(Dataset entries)
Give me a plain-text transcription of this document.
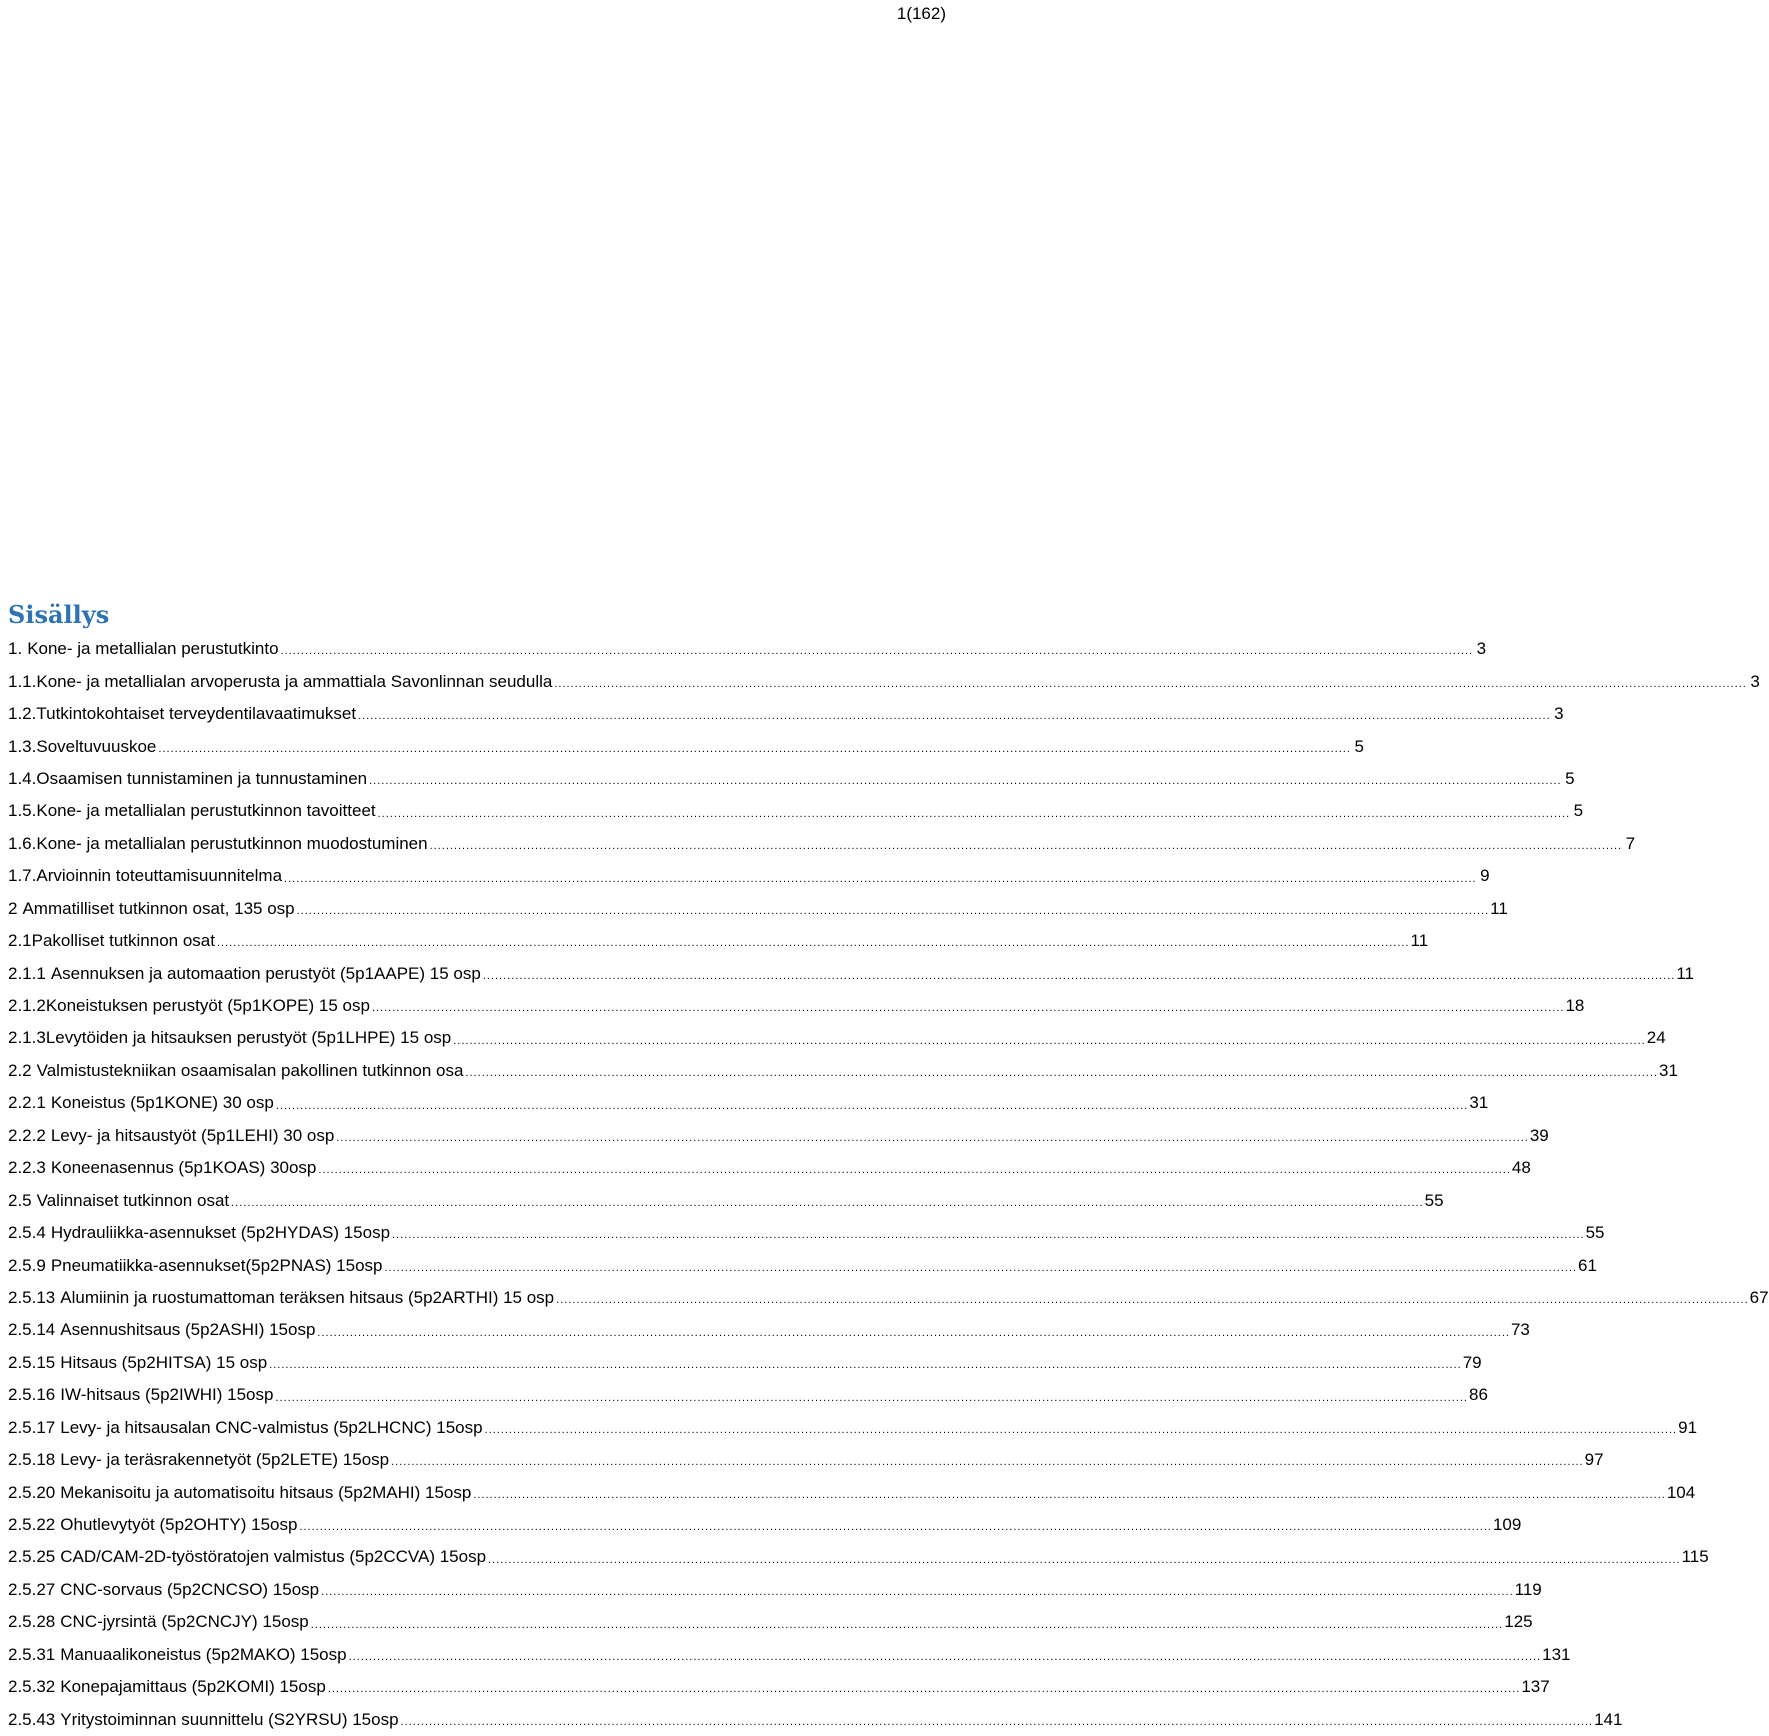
1(162)
Sisällys
1. Kone- ja metallialan perustutkinto .....	3
1.1. Kone- ja metallialan arvoperusta ja ammattiala Savonlinnan seudulla .....	3
1.2. Tutkintokohtaiset terveydentilavaatimukset .....	3
1.3. Soveltuvuuskoe .....	5
1.4. Osaamisen tunnistaminen ja tunnustaminen .....	5
1.5. Kone- ja metallialan perustutkinnon tavoitteet .....	5
1.6. Kone- ja metallialan perustutkinnon muodostuminen .....	7
1.7. Arvioinnin toteuttamisuunnitelma .....	9
2 Ammatilliset tutkinnon osat, 135 osp .....	11
2.1 Pakolliset tutkinnon osat .....	11
2.1.1 Asennuksen ja automaation perustyöt (5p1AAPE) 15 osp .....	11
2.1.2 Koneistuksen perustyöt (5p1KOPE) 15 osp .....	18
2.1.3 Levytöiden ja hitsauksen perustyöt (5p1LHPE) 15 osp .....	24
2.2 Valmistustekniikan osaamisalan pakollinen tutkinnon osa .....	31
2.2.1 Koneistus (5p1KONE) 30 osp .....	31
2.2.2 Levy- ja hitsaustyöt (5p1LEHI) 30 osp .....	39
2.2.3 Koneenasennus (5p1KOAS) 30osp .....	48
2.5 Valinnaiset tutkinnon osat .....	55
2.5.4 Hydrauliikka-asennukset (5p2HYDAS) 15osp .....	55
2.5.9 Pneumatiikka-asennukset(5p2PNAS) 15osp .....	61
2.5.13 Alumiinin ja ruostumattoman teräksen hitsaus (5p2ARTHI) 15 osp .....	67
2.5.14 Asennushitsaus (5p2ASHI) 15osp .....	73
2.5.15 Hitsaus (5p2HITSA) 15 osp .....	79
2.5.16 IW-hitsaus (5p2IWHI) 15osp .....	86
2.5.17 Levy- ja hitsausalan CNC-valmistus (5p2LHCNC) 15osp .....	91
2.5.18 Levy- ja teräsrakennetyöt (5p2LETE) 15osp .....	97
2.5.20 Mekanisoitu ja automatisoitu hitsaus (5p2MAHI) 15osp .....	104
2.5.22 Ohutlevytyöt (5p2OHTY) 15osp .....	109
2.5.25 CAD/CAM-2D-työstöratojen valmistus (5p2CCVA) 15osp .....	115
2.5.27 CNC-sorvaus (5p2CNCSO) 15osp .....	119
2.5.28 CNC-jyrsintä (5p2CNCJY) 15osp .....	125
2.5.31 Manuaalikoneistus (5p2MAKO) 15osp .....	131
2.5.32 Konepajamittaus (5p2KOMI) 15osp .....	137
2.5.43 Yritystoiminnan suunnittelu (S2YRSU) 15osp .....	141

» **EXERCISE AIM**
Give back all entries exactly. No pictures belong in the copy.

» **OUTPUT FOR THIS EXERCISE**
Give me a plain-text transcription of this document.
1(162)
Sisällys
1. Kone- ja metallialan perustutkinto .....	3
1.1. Kone- ja metallialan arvoperusta ja ammattiala Savonlinnan seudulla .....	3
1.2. Tutkintokohtaiset terveydentilavaatimukset .....	3
1.3. Soveltuvuuskoe .....	5
1.4. Osaamisen tunnistaminen ja tunnustaminen .....	5
1.5. Kone- ja metallialan perustutkinnon tavoitteet .....	5
1.6. Kone- ja metallialan perustutkinnon muodostuminen .....	7
1.7. Arvioinnin toteuttamisuunnitelma .....	9
2 Ammatilliset tutkinnon osat, 135 osp .....	11
2.1 Pakolliset tutkinnon osat .....	11
2.1.1 Asennuksen ja automaation perustyöt (5p1AAPE) 15 osp .....	11
2.1.2 Koneistuksen perustyöt (5p1KOPE) 15 osp .....	18
2.1.3 Levytöiden ja hitsauksen perustyöt (5p1LHPE) 15 osp .....	24
2.2 Valmistustekniikan osaamisalan pakollinen tutkinnon osa .....	31
2.2.1 Koneistus (5p1KONE) 30 osp .....	31
2.2.2 Levy- ja hitsaustyöt (5p1LEHI) 30 osp .....	39
2.2.3 Koneenasennus (5p1KOAS) 30osp .....	48
2.5 Valinnaiset tutkinnon osat .....	55
2.5.4 Hydrauliikka-asennukset (5p2HYDAS) 15osp .....	55
2.5.9 Pneumatiikka-asennukset(5p2PNAS) 15osp .....	61
2.5.13 Alumiinin ja ruostumattoman teräksen hitsaus (5p2ARTHI) 15 osp .....	67
2.5.14 Asennushitsaus (5p2ASHI) 15osp .....	73
2.5.15 Hitsaus (5p2HITSA) 15 osp .....	79
2.5.16 IW-hitsaus (5p2IWHI) 15osp .....	86
2.5.17 Levy- ja hitsausalan CNC-valmistus (5p2LHCNC) 15osp .....	91
2.5.18 Levy- ja teräsrakennetyöt (5p2LETE) 15osp .....	97
2.5.20 Mekanisoitu ja automatisoitu hitsaus (5p2MAHI) 15osp .....	104
2.5.22 Ohutlevytyöt (5p2OHTY) 15osp .....	109
2.5.25 CAD/CAM-2D-työstöratojen valmistus (5p2CCVA) 15osp .....	115
2.5.27 CNC-sorvaus (5p2CNCSO) 15osp .....	119
2.5.28 CNC-jyrsintä (5p2CNCJY) 15osp .....	125
2.5.31 Manuaalikoneistus (5p2MAKO) 15osp .....	131
2.5.32 Konepajamittaus (5p2KOMI) 15osp .....	137
2.5.43 Yritystoiminnan suunnittelu (S2YRSU) 15osp .....	141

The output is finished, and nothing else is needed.